## Task description
Transcribe each of the records below exactly, excluding all pictures.

start Data in this exercise

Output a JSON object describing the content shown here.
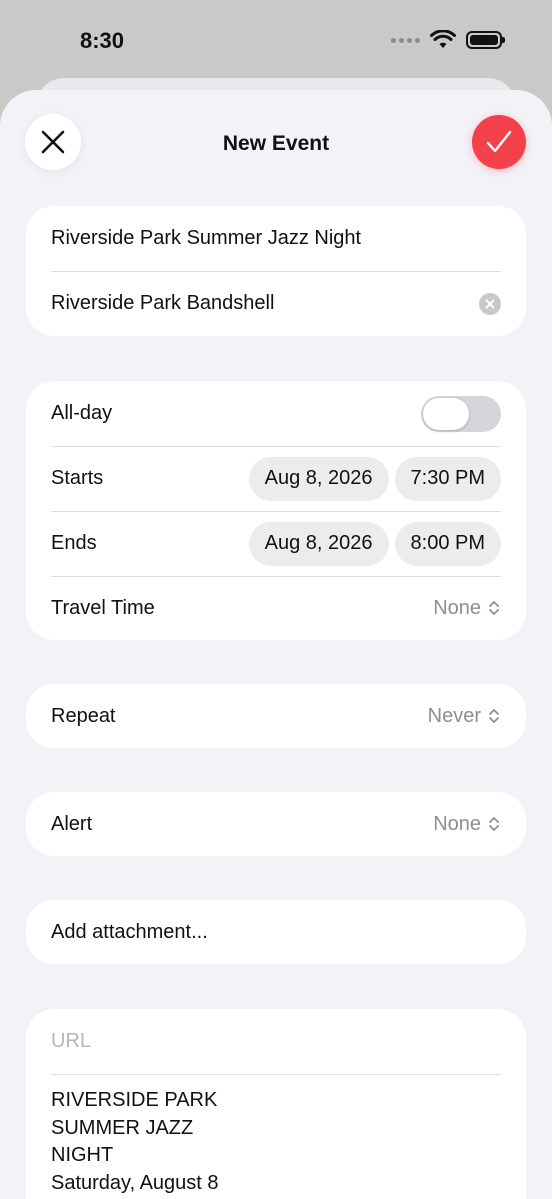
{
  "status": {
    "time": "8:30"
  },
  "header": {
    "title": "New Event"
  },
  "event": {
    "title": "Riverside Park Summer Jazz Night",
    "location": "Riverside Park Bandshell"
  },
  "schedule": {
    "allday_label": "All-day",
    "allday_on": false,
    "starts_label": "Starts",
    "starts_date": "Aug 8, 2026",
    "starts_time": "7:30 PM",
    "ends_label": "Ends",
    "ends_date": "Aug 8, 2026",
    "ends_time": "8:00 PM",
    "travel_label": "Travel Time",
    "travel_value": "None"
  },
  "repeat": {
    "label": "Repeat",
    "value": "Never"
  },
  "alert": {
    "label": "Alert",
    "value": "None"
  },
  "attachment": {
    "label": "Add attachment..."
  },
  "url": {
    "placeholder": "URL"
  },
  "notes": {
    "line1": "RIVERSIDE PARK",
    "line2": "SUMMER JAZZ",
    "line3": "NIGHT",
    "line4": "Saturday, August 8"
  },
  "colors": {
    "accent": "#f4404a",
    "background": "#f2f2f7"
  }
}
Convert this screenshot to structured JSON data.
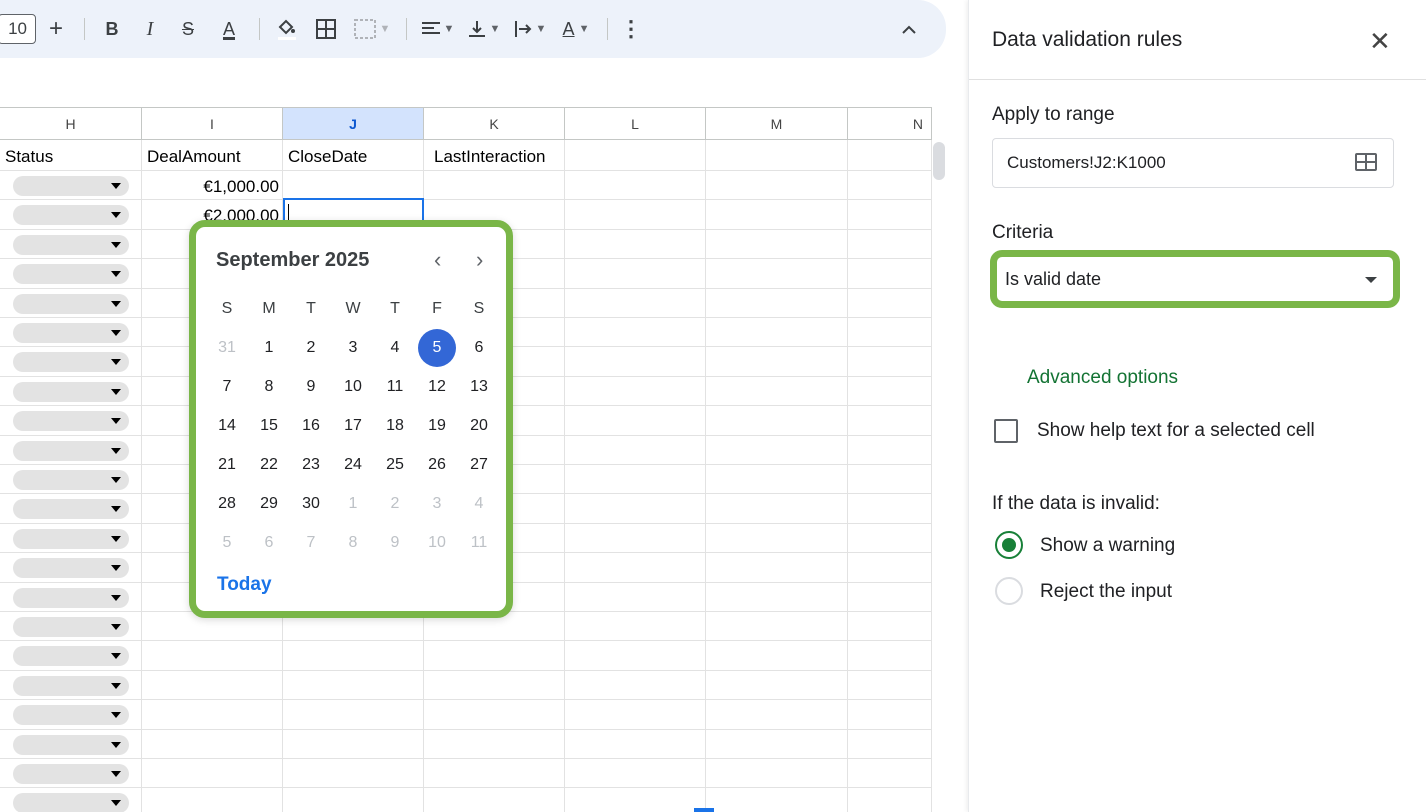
{
  "colors": {
    "toolbar_bg": "#edf2fa",
    "highlight_outline": "#7ab648",
    "selected_day": "#3367d6",
    "link_blue": "#1a73e8",
    "advanced_green": "#137333"
  },
  "toolbar": {
    "font_size": "10",
    "plus": "+",
    "bold": "B",
    "italic": "I",
    "strikethrough": "S",
    "text_color": "A",
    "fill_color_icon": "paint-bucket-icon",
    "borders_icon": "borders-icon",
    "merge_icon": "merge-cells-icon",
    "align_icon": "align-left-icon",
    "valign_icon": "valign-bottom-icon",
    "wrap_icon": "text-wrap-icon",
    "rotate_icon": "text-rotate-icon",
    "more_icon": "more-vert-icon",
    "collapse_icon": "chevron-up-icon"
  },
  "sheet": {
    "columns": [
      {
        "label": "H",
        "selected": false
      },
      {
        "label": "I",
        "selected": false
      },
      {
        "label": "J",
        "selected": true
      },
      {
        "label": "K",
        "selected": false
      },
      {
        "label": "L",
        "selected": false
      },
      {
        "label": "M",
        "selected": false
      },
      {
        "label": "N",
        "selected": false
      }
    ],
    "headers": {
      "h": "Status",
      "i": "DealAmount",
      "j": "CloseDate",
      "k": "LastInteraction"
    },
    "row1_amount": "€1,000.00",
    "row2_amount": "€2,000.00"
  },
  "calendar": {
    "month_title": "September 2025",
    "prev": "‹",
    "next": "›",
    "weekdays": [
      "S",
      "M",
      "T",
      "W",
      "T",
      "F",
      "S"
    ],
    "weeks": [
      [
        "31",
        "1",
        "2",
        "3",
        "4",
        "5",
        "6"
      ],
      [
        "7",
        "8",
        "9",
        "10",
        "11",
        "12",
        "13"
      ],
      [
        "14",
        "15",
        "16",
        "17",
        "18",
        "19",
        "20"
      ],
      [
        "21",
        "22",
        "23",
        "24",
        "25",
        "26",
        "27"
      ],
      [
        "28",
        "29",
        "30",
        "1",
        "2",
        "3",
        "4"
      ],
      [
        "5",
        "6",
        "7",
        "8",
        "9",
        "10",
        "11"
      ]
    ],
    "selected_day": "5",
    "today_label": "Today"
  },
  "panel": {
    "title": "Data validation rules",
    "close_icon": "close-icon",
    "apply_label": "Apply to range",
    "range_value": "Customers!J2:K1000",
    "criteria_label": "Criteria",
    "criteria_value": "Is valid date",
    "advanced_label": "Advanced options",
    "help_text_label": "Show help text for a selected cell",
    "invalid_label": "If the data is invalid:",
    "warning_label": "Show a warning",
    "reject_label": "Reject the input"
  }
}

end Data in this exercise

## Full output
Output a JSON object describing the content shown here.
{
  "status": {
    "time": "8:30"
  },
  "header": {
    "title": "New Event"
  },
  "event": {
    "title": "Riverside Park Summer Jazz Night",
    "location": "Riverside Park Bandshell"
  },
  "schedule": {
    "allday_label": "All-day",
    "allday_on": false,
    "starts_label": "Starts",
    "starts_date": "Aug 8, 2026",
    "starts_time": "7:30 PM",
    "ends_label": "Ends",
    "ends_date": "Aug 8, 2026",
    "ends_time": "8:00 PM",
    "travel_label": "Travel Time",
    "travel_value": "None"
  },
  "repeat": {
    "label": "Repeat",
    "value": "Never"
  },
  "alert": {
    "label": "Alert",
    "value": "None"
  },
  "attachment": {
    "label": "Add attachment..."
  },
  "url": {
    "placeholder": "URL"
  },
  "notes": {
    "line1": "RIVERSIDE PARK",
    "line2": "SUMMER JAZZ",
    "line3": "NIGHT",
    "line4": "Saturday, August 8"
  },
  "colors": {
    "accent": "#f4404a",
    "background": "#f2f2f7"
  }
}
Convert this screenshot to structured JSON data.
{
  "colors": {
    "toolbar_bg": "#edf2fa",
    "highlight_outline": "#7ab648",
    "selected_day": "#3367d6",
    "link_blue": "#1a73e8",
    "advanced_green": "#137333"
  },
  "toolbar": {
    "font_size": "10",
    "plus": "+",
    "bold": "B",
    "italic": "I",
    "strikethrough": "S",
    "text_color": "A",
    "fill_color_icon": "paint-bucket-icon",
    "borders_icon": "borders-icon",
    "merge_icon": "merge-cells-icon",
    "align_icon": "align-left-icon",
    "valign_icon": "valign-bottom-icon",
    "wrap_icon": "text-wrap-icon",
    "rotate_icon": "text-rotate-icon",
    "more_icon": "more-vert-icon",
    "collapse_icon": "chevron-up-icon"
  },
  "sheet": {
    "columns": [
      {
        "label": "H",
        "selected": false
      },
      {
        "label": "I",
        "selected": false
      },
      {
        "label": "J",
        "selected": true
      },
      {
        "label": "K",
        "selected": false
      },
      {
        "label": "L",
        "selected": false
      },
      {
        "label": "M",
        "selected": false
      },
      {
        "label": "N",
        "selected": false
      }
    ],
    "headers": {
      "h": "Status",
      "i": "DealAmount",
      "j": "CloseDate",
      "k": "LastInteraction"
    },
    "row1_amount": "€1,000.00",
    "row2_amount": "€2,000.00"
  },
  "calendar": {
    "month_title": "September 2025",
    "prev": "‹",
    "next": "›",
    "weekdays": [
      "S",
      "M",
      "T",
      "W",
      "T",
      "F",
      "S"
    ],
    "weeks": [
      [
        "31",
        "1",
        "2",
        "3",
        "4",
        "5",
        "6"
      ],
      [
        "7",
        "8",
        "9",
        "10",
        "11",
        "12",
        "13"
      ],
      [
        "14",
        "15",
        "16",
        "17",
        "18",
        "19",
        "20"
      ],
      [
        "21",
        "22",
        "23",
        "24",
        "25",
        "26",
        "27"
      ],
      [
        "28",
        "29",
        "30",
        "1",
        "2",
        "3",
        "4"
      ],
      [
        "5",
        "6",
        "7",
        "8",
        "9",
        "10",
        "11"
      ]
    ],
    "selected_day": "5",
    "today_label": "Today"
  },
  "panel": {
    "title": "Data validation rules",
    "close_icon": "close-icon",
    "apply_label": "Apply to range",
    "range_value": "Customers!J2:K1000",
    "criteria_label": "Criteria",
    "criteria_value": "Is valid date",
    "advanced_label": "Advanced options",
    "help_text_label": "Show help text for a selected cell",
    "invalid_label": "If the data is invalid:",
    "warning_label": "Show a warning",
    "reject_label": "Reject the input"
  }
}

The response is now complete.